-- start of STORED ROWS --

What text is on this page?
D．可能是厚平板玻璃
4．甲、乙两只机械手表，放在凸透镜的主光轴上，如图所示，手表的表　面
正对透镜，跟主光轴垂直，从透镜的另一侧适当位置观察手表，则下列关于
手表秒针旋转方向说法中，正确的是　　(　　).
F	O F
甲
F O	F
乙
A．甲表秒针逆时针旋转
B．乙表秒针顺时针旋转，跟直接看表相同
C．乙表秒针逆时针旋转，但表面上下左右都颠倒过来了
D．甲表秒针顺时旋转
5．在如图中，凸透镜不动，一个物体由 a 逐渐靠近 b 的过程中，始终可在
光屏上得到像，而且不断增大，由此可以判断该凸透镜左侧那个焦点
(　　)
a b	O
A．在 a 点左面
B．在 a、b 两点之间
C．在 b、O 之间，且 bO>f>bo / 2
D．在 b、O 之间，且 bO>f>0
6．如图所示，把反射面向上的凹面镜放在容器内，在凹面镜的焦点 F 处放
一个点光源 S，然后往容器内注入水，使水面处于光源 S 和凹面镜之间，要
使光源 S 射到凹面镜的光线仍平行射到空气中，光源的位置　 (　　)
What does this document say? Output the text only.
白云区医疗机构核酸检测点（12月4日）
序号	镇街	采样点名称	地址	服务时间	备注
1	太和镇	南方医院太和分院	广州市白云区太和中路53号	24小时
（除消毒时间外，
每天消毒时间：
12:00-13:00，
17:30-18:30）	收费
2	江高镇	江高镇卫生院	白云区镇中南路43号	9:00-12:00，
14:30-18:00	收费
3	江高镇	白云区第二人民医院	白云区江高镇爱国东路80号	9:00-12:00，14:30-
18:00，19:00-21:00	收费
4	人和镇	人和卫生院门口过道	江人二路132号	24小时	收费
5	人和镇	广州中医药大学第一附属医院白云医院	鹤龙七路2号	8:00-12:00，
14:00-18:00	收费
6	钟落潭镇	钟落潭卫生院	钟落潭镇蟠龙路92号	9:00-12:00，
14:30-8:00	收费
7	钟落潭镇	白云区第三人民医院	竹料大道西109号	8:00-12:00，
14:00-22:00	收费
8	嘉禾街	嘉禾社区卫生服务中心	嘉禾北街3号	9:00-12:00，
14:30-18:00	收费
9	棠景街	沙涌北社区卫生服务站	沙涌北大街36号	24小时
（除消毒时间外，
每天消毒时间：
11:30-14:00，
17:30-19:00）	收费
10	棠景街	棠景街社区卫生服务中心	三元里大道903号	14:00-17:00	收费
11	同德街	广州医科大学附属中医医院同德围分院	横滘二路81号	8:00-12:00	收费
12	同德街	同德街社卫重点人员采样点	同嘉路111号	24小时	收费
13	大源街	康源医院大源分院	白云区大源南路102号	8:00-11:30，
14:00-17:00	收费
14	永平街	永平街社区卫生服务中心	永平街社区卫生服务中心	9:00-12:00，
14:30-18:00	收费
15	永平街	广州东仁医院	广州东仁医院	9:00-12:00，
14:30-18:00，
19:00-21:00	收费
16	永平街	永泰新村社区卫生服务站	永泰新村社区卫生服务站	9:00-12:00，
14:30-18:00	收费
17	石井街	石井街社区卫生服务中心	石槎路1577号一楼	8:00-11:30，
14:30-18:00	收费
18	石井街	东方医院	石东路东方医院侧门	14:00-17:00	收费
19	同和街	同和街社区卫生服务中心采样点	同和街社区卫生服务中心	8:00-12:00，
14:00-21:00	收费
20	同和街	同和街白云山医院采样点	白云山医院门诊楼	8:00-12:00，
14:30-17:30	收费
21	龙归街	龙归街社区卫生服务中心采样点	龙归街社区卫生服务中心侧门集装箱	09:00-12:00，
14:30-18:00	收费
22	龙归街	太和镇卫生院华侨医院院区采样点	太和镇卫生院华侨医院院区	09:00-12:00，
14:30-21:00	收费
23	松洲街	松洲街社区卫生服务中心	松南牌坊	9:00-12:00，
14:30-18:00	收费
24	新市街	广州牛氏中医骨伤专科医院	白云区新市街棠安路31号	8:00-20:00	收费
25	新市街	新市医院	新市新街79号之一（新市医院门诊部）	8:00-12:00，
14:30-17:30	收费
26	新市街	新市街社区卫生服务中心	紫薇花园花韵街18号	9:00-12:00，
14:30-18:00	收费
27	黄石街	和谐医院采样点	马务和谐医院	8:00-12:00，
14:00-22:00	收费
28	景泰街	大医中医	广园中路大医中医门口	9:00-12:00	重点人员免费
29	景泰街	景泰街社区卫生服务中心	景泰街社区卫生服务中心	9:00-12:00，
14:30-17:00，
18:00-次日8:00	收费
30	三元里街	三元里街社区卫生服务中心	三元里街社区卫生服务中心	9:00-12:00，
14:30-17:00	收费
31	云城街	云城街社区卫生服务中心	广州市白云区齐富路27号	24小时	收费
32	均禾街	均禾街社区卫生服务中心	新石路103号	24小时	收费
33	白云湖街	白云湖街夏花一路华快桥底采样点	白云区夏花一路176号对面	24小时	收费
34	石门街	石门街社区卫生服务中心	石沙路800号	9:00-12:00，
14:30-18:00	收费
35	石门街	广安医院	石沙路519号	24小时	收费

-- end of STORED ROWS --

▸ WHAT YOU NEED TO DO
How many lines in the data contain the string "text"? Respond with the number only.

▸ FULL OUTPUT
2